■ Directions: Extract, from the records beneath this instruction, each line that contains the word "реализуются".

■ Data for this exercise:
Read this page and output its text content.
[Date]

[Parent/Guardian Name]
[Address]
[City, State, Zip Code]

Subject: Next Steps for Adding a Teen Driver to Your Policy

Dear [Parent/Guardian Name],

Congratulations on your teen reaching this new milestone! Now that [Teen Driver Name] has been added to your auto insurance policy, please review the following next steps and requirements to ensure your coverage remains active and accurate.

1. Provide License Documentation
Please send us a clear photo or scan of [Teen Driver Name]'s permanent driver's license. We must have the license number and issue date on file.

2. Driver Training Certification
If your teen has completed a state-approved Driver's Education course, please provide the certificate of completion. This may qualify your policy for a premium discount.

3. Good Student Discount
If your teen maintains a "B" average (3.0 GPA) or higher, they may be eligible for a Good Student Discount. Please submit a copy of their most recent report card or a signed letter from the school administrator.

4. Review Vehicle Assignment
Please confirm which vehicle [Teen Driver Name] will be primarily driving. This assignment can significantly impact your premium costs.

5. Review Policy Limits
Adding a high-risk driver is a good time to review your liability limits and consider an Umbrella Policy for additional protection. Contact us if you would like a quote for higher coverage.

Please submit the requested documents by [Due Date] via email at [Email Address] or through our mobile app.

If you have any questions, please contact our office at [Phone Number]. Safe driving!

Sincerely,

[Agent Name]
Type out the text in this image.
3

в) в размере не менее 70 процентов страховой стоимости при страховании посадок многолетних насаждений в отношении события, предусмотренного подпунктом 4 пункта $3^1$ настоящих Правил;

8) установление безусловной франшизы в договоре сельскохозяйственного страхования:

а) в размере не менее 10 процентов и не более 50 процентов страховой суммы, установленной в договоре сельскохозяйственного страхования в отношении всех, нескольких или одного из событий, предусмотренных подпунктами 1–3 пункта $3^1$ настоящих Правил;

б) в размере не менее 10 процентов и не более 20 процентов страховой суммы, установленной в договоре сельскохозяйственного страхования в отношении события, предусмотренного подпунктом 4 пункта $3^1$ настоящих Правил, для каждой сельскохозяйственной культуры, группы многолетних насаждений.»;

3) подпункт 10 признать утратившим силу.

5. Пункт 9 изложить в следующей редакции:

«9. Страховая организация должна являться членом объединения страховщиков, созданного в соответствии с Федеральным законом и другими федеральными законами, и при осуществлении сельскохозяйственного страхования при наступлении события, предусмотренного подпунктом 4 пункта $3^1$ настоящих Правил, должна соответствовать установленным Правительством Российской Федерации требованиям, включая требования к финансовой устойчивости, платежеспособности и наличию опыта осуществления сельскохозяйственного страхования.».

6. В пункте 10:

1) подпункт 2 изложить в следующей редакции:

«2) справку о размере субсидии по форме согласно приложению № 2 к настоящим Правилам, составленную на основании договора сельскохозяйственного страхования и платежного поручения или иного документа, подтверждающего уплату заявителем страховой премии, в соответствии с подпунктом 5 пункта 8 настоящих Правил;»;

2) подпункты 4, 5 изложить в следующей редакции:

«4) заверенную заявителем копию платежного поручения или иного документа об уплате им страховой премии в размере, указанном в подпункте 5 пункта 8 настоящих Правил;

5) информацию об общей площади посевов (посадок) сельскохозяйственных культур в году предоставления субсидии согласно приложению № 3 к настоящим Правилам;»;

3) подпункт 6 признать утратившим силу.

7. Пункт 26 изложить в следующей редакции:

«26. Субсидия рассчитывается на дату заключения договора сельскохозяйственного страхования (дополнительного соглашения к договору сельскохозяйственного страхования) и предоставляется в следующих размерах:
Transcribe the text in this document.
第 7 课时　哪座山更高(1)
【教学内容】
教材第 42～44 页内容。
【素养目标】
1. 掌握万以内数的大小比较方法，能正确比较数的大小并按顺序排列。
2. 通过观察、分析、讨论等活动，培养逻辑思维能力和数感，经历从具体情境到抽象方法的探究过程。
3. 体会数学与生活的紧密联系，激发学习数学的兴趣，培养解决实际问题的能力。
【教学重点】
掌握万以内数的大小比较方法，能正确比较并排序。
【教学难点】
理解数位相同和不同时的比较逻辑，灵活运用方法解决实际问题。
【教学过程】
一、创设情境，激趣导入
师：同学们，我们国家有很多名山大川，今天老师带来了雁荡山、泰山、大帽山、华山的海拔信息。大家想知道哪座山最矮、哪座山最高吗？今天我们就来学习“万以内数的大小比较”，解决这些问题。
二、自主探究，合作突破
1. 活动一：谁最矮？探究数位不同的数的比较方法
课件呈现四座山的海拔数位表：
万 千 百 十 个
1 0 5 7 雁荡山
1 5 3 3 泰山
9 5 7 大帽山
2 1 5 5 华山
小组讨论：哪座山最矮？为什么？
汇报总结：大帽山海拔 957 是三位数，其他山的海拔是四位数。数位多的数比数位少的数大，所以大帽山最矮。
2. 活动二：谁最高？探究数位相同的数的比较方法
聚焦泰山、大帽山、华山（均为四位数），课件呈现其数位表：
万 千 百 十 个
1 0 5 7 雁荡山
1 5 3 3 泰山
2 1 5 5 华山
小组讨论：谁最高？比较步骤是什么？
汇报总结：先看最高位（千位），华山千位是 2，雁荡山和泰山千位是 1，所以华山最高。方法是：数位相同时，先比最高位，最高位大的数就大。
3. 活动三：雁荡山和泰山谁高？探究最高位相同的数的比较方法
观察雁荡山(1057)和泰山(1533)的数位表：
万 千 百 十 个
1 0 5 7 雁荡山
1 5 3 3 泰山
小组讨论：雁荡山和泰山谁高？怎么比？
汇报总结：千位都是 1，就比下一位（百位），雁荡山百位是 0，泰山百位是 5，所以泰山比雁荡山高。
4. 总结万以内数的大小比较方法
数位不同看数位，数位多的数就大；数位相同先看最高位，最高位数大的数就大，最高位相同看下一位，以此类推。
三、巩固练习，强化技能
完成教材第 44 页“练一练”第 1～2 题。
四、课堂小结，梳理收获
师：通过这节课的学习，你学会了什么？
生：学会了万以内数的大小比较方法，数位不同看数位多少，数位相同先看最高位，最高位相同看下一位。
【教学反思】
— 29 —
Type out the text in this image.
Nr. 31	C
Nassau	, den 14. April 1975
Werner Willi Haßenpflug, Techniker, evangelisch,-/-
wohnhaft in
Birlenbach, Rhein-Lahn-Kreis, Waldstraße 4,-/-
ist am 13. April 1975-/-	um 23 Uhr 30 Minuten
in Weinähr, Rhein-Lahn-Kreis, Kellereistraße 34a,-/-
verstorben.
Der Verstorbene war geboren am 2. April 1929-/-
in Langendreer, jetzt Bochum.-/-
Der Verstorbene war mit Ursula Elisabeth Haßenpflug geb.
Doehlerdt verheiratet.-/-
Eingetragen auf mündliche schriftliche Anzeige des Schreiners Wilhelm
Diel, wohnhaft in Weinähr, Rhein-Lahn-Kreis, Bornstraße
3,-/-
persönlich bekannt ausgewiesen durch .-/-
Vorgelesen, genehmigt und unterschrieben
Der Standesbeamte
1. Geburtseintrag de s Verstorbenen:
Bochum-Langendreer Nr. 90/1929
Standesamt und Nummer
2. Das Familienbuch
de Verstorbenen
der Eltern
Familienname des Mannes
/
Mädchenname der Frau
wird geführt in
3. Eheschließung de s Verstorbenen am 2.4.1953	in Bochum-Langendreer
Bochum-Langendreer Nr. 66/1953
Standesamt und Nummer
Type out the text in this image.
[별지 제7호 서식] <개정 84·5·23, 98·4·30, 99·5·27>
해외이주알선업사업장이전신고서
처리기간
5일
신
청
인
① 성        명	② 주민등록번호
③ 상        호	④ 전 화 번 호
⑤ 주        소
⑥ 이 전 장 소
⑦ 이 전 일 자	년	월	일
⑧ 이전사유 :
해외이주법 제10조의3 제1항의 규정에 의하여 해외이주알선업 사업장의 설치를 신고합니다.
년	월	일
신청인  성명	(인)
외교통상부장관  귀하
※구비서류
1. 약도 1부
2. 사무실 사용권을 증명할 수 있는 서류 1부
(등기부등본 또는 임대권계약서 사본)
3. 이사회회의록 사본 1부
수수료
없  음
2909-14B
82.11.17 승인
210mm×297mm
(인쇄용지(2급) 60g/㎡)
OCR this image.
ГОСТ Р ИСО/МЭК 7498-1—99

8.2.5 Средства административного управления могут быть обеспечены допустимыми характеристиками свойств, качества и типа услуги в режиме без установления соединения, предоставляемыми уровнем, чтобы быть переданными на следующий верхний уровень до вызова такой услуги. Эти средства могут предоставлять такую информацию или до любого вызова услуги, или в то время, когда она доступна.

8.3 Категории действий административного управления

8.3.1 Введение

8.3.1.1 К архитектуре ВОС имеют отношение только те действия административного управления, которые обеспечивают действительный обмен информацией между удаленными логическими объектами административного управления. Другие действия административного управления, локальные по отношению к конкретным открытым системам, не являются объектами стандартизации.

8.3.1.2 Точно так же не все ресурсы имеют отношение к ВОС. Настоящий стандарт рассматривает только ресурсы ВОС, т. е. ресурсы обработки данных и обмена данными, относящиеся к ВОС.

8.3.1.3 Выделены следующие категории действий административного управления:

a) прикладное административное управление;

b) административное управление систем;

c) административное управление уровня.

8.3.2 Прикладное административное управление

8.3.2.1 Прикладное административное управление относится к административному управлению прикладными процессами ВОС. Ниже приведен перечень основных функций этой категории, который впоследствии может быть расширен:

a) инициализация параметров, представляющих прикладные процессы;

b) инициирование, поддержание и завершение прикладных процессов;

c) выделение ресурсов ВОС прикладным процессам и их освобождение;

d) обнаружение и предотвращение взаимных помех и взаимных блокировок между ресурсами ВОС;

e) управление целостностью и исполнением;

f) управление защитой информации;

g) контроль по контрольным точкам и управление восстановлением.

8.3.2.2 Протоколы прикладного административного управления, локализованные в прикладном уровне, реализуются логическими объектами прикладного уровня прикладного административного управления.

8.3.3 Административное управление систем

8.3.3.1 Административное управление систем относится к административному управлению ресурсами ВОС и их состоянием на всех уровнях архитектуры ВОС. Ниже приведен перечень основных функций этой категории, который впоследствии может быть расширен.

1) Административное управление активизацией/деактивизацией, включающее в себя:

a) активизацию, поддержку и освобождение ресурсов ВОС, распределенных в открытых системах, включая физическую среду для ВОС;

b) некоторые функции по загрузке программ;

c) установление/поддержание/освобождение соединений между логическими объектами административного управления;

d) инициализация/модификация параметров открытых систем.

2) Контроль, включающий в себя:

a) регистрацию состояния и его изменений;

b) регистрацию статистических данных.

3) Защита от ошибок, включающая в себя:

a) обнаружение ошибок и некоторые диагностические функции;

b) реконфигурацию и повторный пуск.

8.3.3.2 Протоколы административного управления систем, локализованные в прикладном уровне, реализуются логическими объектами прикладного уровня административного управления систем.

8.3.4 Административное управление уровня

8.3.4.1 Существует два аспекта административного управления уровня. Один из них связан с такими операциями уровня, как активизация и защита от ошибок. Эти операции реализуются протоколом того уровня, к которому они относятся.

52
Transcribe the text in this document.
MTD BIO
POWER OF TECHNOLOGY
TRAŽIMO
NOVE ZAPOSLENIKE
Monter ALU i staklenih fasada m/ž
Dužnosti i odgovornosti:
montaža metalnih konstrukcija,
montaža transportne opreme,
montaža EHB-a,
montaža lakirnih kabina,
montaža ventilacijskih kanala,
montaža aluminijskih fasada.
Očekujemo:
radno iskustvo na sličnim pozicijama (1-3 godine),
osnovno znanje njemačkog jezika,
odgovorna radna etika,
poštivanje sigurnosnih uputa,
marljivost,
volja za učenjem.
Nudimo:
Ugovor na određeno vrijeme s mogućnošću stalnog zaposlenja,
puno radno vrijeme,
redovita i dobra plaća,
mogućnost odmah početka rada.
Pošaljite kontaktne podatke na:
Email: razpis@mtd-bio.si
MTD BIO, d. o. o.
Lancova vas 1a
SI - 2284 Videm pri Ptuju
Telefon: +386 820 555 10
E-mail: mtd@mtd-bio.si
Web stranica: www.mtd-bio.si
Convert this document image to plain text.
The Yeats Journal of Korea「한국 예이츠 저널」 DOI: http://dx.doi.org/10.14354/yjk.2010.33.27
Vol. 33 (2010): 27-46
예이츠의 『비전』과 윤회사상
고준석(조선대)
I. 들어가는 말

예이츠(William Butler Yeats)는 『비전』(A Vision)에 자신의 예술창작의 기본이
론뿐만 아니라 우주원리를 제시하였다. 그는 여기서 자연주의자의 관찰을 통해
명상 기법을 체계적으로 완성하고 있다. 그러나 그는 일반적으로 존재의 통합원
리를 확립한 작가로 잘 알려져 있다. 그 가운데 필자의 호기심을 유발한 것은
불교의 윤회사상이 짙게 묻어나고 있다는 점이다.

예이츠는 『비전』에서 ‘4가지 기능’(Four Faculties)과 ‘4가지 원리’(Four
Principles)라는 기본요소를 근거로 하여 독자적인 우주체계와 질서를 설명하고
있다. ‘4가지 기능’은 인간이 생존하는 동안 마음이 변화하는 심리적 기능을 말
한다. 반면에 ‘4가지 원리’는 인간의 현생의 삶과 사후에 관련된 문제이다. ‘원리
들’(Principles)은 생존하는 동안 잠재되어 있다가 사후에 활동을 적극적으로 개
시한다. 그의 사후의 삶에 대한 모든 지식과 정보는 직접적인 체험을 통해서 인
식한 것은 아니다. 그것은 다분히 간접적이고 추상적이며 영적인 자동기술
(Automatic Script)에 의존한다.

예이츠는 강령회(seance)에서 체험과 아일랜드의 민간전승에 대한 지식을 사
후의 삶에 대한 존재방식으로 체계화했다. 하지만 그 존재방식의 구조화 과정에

■ Response for this exercise:
8.3.2.2 Протоколы прикладного административного управления, локализованные в прикладном уровне, реализуются логическими объектами прикладного уровня прикладного административного управления.
8.3.3.2 Протоколы административного управления систем, локализованные в прикладном уровне, реализуются логическими объектами прикладного уровня административного управления систем.
8.3.4.1 Существует два аспекта административного управления уровня. Один из них связан с такими операциями уровня, как активизация и защита от ошибок. Эти операции реализуются протоколом того уровня, к которому они относятся.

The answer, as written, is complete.